━━ Dataset ━━

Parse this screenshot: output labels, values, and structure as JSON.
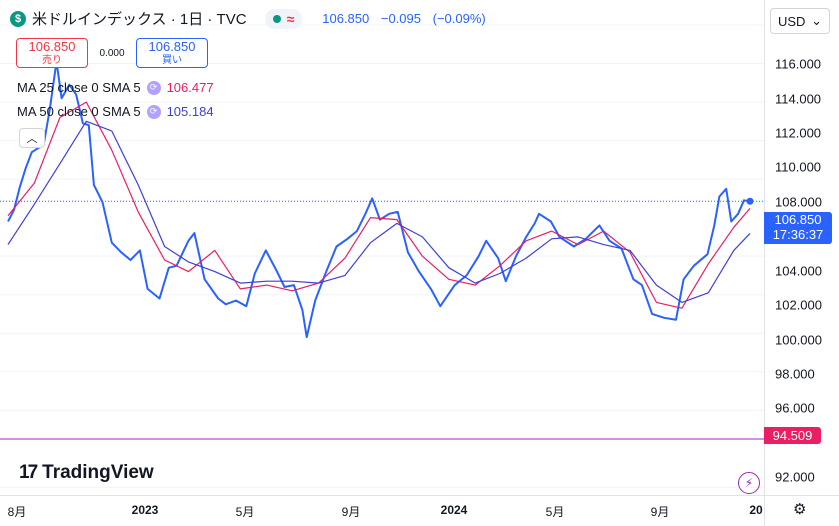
{
  "header": {
    "logo_glyph": "$",
    "title": "米ドルインデックス · 1日 · TVC",
    "status_glyph": "≈",
    "last": "106.850",
    "change": "−0.095",
    "change_pct": "(−0.09%)"
  },
  "trade": {
    "sell_price": "106.850",
    "sell_label": "売り",
    "spread": "0.000",
    "buy_price": "106.850",
    "buy_label": "買い"
  },
  "legend": {
    "ma25": {
      "label": "MA 25 close 0 SMA 5",
      "value": "106.477",
      "color": "#e91e63"
    },
    "ma50": {
      "label": "MA 50 close 0 SMA 5",
      "value": "105.184",
      "color": "#3f3fd8"
    }
  },
  "price_axis": {
    "currency": "USD",
    "ticks": [
      "116.000",
      "114.000",
      "112.000",
      "110.000",
      "108.000",
      "104.000",
      "102.000",
      "100.000",
      "98.000",
      "96.000",
      "92.000"
    ],
    "last_price": "106.850",
    "countdown": "17:36:37",
    "line_value": "94.509"
  },
  "time_axis": {
    "labels": [
      "8月",
      "2023",
      "5月",
      "9月",
      "2024",
      "5月",
      "9月",
      "20"
    ]
  },
  "branding": {
    "name": "TradingView",
    "mark": "17"
  },
  "colors": {
    "price": "#2962ff",
    "ma25": "#e91e63",
    "ma50": "#3f3fd8",
    "hline": "#9c27b0"
  },
  "chart_data": {
    "type": "line",
    "title": "米ドルインデックス · 1日 · TVC",
    "ylim": [
      91.6,
      117.3
    ],
    "x_range": [
      "2022-08-01",
      "2024-12-20"
    ],
    "horizontal_line": 94.509,
    "last_price": 106.85,
    "series": [
      {
        "name": "米ドルインデックス",
        "x": [
          "2022-08-01",
          "2022-08-08",
          "2022-08-15",
          "2022-08-22",
          "2022-08-29",
          "2022-09-05",
          "2022-09-12",
          "2022-09-19",
          "2022-09-27",
          "2022-10-03",
          "2022-10-12",
          "2022-10-20",
          "2022-10-28",
          "2022-11-04",
          "2022-11-10",
          "2022-11-20",
          "2022-12-01",
          "2022-12-12",
          "2022-12-23",
          "2023-01-03",
          "2023-01-12",
          "2023-01-26",
          "2023-02-06",
          "2023-02-15",
          "2023-03-01",
          "2023-03-08",
          "2023-03-20",
          "2023-04-05",
          "2023-04-14",
          "2023-04-26",
          "2023-05-08",
          "2023-05-18",
          "2023-05-31",
          "2023-06-12",
          "2023-06-22",
          "2023-07-03",
          "2023-07-13",
          "2023-07-18",
          "2023-07-28",
          "2023-08-10",
          "2023-08-22",
          "2023-09-04",
          "2023-09-15",
          "2023-09-25",
          "2023-10-03",
          "2023-10-12",
          "2023-10-23",
          "2023-11-02",
          "2023-11-14",
          "2023-11-27",
          "2023-12-11",
          "2023-12-22",
          "2024-01-08",
          "2024-01-22",
          "2024-02-05",
          "2024-02-14",
          "2024-02-28",
          "2024-03-08",
          "2024-03-20",
          "2024-04-01",
          "2024-04-11",
          "2024-04-16",
          "2024-04-30",
          "2024-05-10",
          "2024-05-27",
          "2024-06-10",
          "2024-06-26",
          "2024-07-08",
          "2024-07-22",
          "2024-08-05",
          "2024-08-15",
          "2024-08-27",
          "2024-09-10",
          "2024-09-24",
          "2024-10-03",
          "2024-10-15",
          "2024-10-31",
          "2024-11-08",
          "2024-11-14",
          "2024-11-22",
          "2024-11-28",
          "2024-12-06",
          "2024-12-13",
          "2024-12-20"
        ],
        "values": [
          105.8,
          106.4,
          107.6,
          108.6,
          109.4,
          109.6,
          109.8,
          111.6,
          114.1,
          112.2,
          112.9,
          112.4,
          110.9,
          110.8,
          107.7,
          106.8,
          104.7,
          104.2,
          103.8,
          104.3,
          102.3,
          101.8,
          103.4,
          103.5,
          104.8,
          105.2,
          102.8,
          101.8,
          101.5,
          101.7,
          101.4,
          103.1,
          104.3,
          103.3,
          102.4,
          102.5,
          101.2,
          99.8,
          101.7,
          103.2,
          104.5,
          104.9,
          105.3,
          106.2,
          107.0,
          105.9,
          106.2,
          106.3,
          104.2,
          103.2,
          102.3,
          101.4,
          102.5,
          103.0,
          104.0,
          104.8,
          103.9,
          102.7,
          104.0,
          105.0,
          105.7,
          106.2,
          105.8,
          105.0,
          104.5,
          104.9,
          105.6,
          104.8,
          104.4,
          102.8,
          102.5,
          101.0,
          100.8,
          100.7,
          102.8,
          103.5,
          104.1,
          105.6,
          107.1,
          107.5,
          105.8,
          106.2,
          106.9,
          106.85
        ]
      },
      {
        "name": "MA 25",
        "x": [
          "2022-08-01",
          "2022-09-01",
          "2022-10-01",
          "2022-11-01",
          "2022-12-01",
          "2023-01-01",
          "2023-02-01",
          "2023-03-01",
          "2023-04-01",
          "2023-05-01",
          "2023-06-01",
          "2023-07-01",
          "2023-08-01",
          "2023-09-01",
          "2023-10-01",
          "2023-11-01",
          "2023-12-01",
          "2024-01-01",
          "2024-02-01",
          "2024-03-01",
          "2024-04-01",
          "2024-05-01",
          "2024-06-01",
          "2024-07-01",
          "2024-08-01",
          "2024-09-01",
          "2024-10-01",
          "2024-11-01",
          "2024-12-01",
          "2024-12-20"
        ],
        "values": [
          106.1,
          107.8,
          111.2,
          112.0,
          109.5,
          106.3,
          103.8,
          103.2,
          104.3,
          102.3,
          102.5,
          102.2,
          102.6,
          103.9,
          106.0,
          105.9,
          104.0,
          102.8,
          102.5,
          103.5,
          104.8,
          105.3,
          104.6,
          105.3,
          104.2,
          101.6,
          101.3,
          103.6,
          105.5,
          106.48
        ]
      },
      {
        "name": "MA 50",
        "x": [
          "2022-08-01",
          "2022-09-01",
          "2022-10-01",
          "2022-11-01",
          "2022-12-01",
          "2023-01-01",
          "2023-02-01",
          "2023-03-01",
          "2023-04-01",
          "2023-05-01",
          "2023-06-01",
          "2023-07-01",
          "2023-08-01",
          "2023-09-01",
          "2023-10-01",
          "2023-11-01",
          "2023-12-01",
          "2024-01-01",
          "2024-02-01",
          "2024-03-01",
          "2024-04-01",
          "2024-05-01",
          "2024-06-01",
          "2024-07-01",
          "2024-08-01",
          "2024-09-01",
          "2024-10-01",
          "2024-11-01",
          "2024-12-01",
          "2024-12-20"
        ],
        "values": [
          104.6,
          106.7,
          108.8,
          111.0,
          110.5,
          107.7,
          104.5,
          103.7,
          103.2,
          102.6,
          102.7,
          102.7,
          102.6,
          103.0,
          104.7,
          105.7,
          105.0,
          103.4,
          102.6,
          103.1,
          103.9,
          104.9,
          105.0,
          104.6,
          104.3,
          102.5,
          101.6,
          102.1,
          104.3,
          105.18
        ]
      }
    ]
  }
}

━━━

Find the lines with the string "close" and reproduce them.

      "label": "MA 25 close 0 SMA 5",
      "label": "MA 50 close 0 SMA 5",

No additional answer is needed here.